### Exercise brief
How many lines in the listing below include the word "targeting"? Answer with the number and nothing else.

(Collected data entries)
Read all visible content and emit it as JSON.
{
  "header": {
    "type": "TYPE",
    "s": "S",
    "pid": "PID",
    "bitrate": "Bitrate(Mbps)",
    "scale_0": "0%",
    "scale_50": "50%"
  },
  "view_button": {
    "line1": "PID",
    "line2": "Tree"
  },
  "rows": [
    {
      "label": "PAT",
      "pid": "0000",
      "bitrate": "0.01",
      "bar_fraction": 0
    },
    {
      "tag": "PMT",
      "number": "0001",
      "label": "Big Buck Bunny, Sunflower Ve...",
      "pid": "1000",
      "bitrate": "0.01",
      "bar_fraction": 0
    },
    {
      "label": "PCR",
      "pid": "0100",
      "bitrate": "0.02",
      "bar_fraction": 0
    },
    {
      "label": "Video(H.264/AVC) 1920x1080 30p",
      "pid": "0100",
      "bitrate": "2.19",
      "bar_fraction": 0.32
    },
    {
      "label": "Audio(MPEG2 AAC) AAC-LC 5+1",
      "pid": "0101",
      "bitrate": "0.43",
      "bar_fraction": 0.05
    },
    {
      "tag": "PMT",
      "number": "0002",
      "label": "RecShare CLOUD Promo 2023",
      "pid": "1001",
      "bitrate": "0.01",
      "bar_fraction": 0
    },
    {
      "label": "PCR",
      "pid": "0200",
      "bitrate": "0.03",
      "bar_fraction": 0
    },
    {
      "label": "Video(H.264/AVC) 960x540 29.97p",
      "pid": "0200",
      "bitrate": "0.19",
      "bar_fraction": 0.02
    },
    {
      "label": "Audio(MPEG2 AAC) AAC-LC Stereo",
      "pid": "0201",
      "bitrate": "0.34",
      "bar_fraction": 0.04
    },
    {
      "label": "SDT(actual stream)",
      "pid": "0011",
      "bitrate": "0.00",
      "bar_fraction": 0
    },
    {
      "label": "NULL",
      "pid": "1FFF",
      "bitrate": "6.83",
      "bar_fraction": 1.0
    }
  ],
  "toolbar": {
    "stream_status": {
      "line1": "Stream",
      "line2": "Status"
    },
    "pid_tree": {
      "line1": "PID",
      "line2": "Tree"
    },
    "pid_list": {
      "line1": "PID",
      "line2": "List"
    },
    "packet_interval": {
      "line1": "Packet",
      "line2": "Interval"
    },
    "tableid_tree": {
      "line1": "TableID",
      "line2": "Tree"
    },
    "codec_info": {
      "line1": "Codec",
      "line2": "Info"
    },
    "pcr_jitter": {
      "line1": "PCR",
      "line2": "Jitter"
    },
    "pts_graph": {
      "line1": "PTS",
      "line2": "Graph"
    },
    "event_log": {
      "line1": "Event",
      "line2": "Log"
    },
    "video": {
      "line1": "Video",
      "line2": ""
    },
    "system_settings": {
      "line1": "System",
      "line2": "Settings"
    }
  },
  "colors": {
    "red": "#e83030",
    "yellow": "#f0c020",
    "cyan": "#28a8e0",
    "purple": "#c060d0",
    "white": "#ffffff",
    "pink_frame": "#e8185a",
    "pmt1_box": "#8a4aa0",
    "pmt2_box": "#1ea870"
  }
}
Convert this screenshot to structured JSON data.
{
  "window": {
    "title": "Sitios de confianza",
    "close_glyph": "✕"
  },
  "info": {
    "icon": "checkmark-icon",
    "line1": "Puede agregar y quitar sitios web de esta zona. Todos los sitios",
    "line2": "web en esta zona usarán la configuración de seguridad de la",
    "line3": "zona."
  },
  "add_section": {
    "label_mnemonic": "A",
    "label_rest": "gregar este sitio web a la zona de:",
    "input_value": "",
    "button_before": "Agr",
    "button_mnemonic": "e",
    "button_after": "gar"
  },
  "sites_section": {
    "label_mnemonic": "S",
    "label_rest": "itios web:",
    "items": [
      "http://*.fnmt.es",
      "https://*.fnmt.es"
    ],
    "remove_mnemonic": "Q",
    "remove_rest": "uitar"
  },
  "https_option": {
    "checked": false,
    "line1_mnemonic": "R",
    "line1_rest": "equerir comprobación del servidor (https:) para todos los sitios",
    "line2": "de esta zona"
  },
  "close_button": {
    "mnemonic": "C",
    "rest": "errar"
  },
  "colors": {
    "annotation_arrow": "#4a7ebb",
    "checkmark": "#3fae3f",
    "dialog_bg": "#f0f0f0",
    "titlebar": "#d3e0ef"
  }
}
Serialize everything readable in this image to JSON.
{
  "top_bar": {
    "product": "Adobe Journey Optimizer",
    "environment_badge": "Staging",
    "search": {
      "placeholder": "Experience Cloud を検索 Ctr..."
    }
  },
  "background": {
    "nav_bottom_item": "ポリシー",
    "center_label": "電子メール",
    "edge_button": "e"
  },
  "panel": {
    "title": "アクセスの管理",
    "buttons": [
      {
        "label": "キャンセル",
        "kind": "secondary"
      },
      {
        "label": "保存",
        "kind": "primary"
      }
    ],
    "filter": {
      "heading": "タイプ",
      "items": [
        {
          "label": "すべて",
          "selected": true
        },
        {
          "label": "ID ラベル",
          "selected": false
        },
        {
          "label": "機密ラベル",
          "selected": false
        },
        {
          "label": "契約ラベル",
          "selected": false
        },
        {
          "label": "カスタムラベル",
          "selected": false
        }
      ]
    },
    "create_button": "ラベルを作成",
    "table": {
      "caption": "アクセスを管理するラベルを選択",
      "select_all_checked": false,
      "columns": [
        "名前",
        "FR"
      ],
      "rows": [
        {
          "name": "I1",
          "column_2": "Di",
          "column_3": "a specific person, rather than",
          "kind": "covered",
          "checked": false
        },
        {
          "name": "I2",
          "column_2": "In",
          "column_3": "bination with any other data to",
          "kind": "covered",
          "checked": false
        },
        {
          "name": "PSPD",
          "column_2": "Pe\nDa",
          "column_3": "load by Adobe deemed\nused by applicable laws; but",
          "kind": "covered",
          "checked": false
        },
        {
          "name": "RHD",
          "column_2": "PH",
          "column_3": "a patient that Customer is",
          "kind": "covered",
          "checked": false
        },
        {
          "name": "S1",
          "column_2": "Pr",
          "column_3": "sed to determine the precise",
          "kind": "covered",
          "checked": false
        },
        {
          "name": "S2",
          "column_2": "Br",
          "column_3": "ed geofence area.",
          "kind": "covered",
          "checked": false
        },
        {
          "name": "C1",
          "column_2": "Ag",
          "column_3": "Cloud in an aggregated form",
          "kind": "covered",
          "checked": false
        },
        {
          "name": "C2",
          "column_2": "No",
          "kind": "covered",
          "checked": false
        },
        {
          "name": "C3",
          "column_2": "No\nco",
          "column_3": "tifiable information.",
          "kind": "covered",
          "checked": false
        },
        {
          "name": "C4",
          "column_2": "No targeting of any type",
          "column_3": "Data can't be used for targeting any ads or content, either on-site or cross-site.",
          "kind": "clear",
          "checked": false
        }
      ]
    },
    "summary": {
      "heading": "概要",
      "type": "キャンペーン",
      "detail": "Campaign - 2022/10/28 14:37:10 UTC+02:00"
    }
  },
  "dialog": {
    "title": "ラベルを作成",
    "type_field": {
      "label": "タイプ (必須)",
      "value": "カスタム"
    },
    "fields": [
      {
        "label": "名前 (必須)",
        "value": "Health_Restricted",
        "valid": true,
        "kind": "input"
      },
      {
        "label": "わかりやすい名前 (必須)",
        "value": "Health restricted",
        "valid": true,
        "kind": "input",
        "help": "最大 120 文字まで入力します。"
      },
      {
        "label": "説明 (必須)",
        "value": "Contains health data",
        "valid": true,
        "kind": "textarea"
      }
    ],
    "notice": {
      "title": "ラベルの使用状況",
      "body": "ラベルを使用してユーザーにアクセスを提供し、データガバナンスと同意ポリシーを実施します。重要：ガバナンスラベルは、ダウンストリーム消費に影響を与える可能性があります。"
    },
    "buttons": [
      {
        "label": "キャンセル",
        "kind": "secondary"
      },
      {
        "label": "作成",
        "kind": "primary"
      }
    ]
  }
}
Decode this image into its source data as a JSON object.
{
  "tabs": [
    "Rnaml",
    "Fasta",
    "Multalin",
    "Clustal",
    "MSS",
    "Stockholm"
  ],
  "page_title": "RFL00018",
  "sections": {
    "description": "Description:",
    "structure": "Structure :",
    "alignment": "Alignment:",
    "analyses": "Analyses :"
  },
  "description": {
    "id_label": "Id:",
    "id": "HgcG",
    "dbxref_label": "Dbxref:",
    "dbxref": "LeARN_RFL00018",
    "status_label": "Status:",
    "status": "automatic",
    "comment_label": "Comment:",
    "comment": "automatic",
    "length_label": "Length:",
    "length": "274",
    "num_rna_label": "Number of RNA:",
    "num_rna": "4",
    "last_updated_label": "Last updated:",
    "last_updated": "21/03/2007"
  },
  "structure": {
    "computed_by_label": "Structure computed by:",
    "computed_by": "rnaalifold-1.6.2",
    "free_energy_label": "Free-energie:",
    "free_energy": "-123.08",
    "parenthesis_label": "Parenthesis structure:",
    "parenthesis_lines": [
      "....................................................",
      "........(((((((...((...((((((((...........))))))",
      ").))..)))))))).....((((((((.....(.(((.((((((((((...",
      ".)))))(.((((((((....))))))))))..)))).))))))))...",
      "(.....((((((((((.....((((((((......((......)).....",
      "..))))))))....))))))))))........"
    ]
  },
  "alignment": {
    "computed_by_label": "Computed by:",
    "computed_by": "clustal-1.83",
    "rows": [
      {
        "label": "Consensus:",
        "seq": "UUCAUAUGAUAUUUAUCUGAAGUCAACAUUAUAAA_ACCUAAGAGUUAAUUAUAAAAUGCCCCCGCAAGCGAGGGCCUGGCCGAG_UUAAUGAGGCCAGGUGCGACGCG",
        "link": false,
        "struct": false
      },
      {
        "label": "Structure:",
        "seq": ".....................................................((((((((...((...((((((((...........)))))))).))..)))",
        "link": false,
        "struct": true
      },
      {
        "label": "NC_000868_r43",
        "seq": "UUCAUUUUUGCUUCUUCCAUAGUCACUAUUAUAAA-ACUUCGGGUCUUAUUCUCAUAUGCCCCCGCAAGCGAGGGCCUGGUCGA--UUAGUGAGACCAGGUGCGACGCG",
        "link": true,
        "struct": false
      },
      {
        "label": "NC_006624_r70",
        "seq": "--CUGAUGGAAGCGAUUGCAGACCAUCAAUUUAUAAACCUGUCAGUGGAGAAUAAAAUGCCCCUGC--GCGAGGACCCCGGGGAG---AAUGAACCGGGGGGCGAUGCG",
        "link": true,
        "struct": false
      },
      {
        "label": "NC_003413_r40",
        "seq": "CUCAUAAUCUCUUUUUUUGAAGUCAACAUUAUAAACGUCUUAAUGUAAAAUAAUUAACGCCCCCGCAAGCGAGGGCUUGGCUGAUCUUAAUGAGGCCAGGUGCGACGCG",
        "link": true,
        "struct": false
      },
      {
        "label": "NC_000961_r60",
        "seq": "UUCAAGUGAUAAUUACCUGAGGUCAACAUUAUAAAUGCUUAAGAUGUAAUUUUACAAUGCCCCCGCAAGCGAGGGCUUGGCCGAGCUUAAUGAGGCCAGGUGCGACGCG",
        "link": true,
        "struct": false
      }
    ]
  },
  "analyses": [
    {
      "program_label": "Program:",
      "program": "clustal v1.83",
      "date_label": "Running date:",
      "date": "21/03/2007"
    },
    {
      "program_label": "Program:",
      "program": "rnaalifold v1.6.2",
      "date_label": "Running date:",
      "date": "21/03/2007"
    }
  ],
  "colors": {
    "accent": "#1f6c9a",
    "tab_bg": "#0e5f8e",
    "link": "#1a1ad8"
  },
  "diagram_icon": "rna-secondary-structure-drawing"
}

### Correct result
2